Restate the records in their entirety, word for word.

══════

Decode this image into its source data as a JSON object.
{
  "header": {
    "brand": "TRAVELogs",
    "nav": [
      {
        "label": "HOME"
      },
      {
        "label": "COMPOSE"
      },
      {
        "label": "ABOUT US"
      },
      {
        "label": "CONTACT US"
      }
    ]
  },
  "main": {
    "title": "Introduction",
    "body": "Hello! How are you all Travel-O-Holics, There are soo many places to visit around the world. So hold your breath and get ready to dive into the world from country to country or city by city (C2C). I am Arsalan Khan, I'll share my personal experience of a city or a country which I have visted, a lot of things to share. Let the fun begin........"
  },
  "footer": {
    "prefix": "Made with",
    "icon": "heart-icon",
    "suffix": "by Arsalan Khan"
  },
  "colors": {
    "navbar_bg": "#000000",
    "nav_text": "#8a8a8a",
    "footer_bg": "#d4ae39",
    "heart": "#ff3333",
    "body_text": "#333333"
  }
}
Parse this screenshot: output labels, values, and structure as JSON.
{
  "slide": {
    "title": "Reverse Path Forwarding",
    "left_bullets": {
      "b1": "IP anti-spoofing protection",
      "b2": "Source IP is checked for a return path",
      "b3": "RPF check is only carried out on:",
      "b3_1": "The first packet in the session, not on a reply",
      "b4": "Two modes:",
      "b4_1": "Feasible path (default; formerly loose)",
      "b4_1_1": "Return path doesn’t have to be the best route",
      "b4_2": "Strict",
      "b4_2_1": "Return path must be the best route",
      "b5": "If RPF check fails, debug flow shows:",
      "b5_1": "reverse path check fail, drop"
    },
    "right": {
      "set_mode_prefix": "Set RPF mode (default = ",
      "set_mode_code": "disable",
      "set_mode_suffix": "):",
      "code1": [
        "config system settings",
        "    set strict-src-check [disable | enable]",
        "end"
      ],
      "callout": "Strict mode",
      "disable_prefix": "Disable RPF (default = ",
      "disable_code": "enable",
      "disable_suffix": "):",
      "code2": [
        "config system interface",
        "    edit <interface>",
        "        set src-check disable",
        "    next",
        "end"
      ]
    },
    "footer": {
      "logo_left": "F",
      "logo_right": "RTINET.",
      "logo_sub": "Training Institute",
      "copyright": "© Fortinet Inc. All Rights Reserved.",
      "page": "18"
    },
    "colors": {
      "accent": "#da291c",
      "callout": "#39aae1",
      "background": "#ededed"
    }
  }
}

══════

- **Reply to the exercise**
Decode this image into its source data as a JSON object.
{
  "header": {
    "brand": "TRAVELogs",
    "nav": [
      {
        "label": "HOME"
      },
      {
        "label": "COMPOSE"
      },
      {
        "label": "ABOUT US"
      },
      {
        "label": "CONTACT US"
      }
    ]
  },
  "main": {
    "title": "Introduction",
    "body": "Hello! How are you all Travel-O-Holics, There are soo many places to visit around the world. So hold your breath and get ready to dive into the world from country to country or city by city (C2C). I am Arsalan Khan, I'll share my personal experience of a city or a country which I have visted, a lot of things to share. Let the fun begin........"
  },
  "footer": {
    "prefix": "Made with",
    "icon": "heart-icon",
    "suffix": "by Arsalan Khan"
  },
  "colors": {
    "navbar_bg": "#000000",
    "nav_text": "#8a8a8a",
    "footer_bg": "#d4ae39",
    "heart": "#ff3333",
    "body_text": "#333333"
  }
}
Parse this screenshot: output labels, values, and structure as JSON.
{
  "slide": {
    "title": "Reverse Path Forwarding",
    "left_bullets": {
      "b1": "IP anti-spoofing protection",
      "b2": "Source IP is checked for a return path",
      "b3": "RPF check is only carried out on:",
      "b3_1": "The first packet in the session, not on a reply",
      "b4": "Two modes:",
      "b4_1": "Feasible path (default; formerly loose)",
      "b4_1_1": "Return path doesn’t have to be the best route",
      "b4_2": "Strict",
      "b4_2_1": "Return path must be the best route",
      "b5": "If RPF check fails, debug flow shows:",
      "b5_1": "reverse path check fail, drop"
    },
    "right": {
      "set_mode_prefix": "Set RPF mode (default = ",
      "set_mode_code": "disable",
      "set_mode_suffix": "):",
      "code1": [
        "config system settings",
        "    set strict-src-check [disable | enable]",
        "end"
      ],
      "callout": "Strict mode",
      "disable_prefix": "Disable RPF (default = ",
      "disable_code": "enable",
      "disable_suffix": "):",
      "code2": [
        "config system interface",
        "    edit <interface>",
        "        set src-check disable",
        "    next",
        "end"
      ]
    },
    "footer": {
      "logo_left": "F",
      "logo_right": "RTINET.",
      "logo_sub": "Training Institute",
      "copyright": "© Fortinet Inc. All Rights Reserved.",
      "page": "18"
    },
    "colors": {
      "accent": "#da291c",
      "callout": "#39aae1",
      "background": "#ededed"
    }
  }
}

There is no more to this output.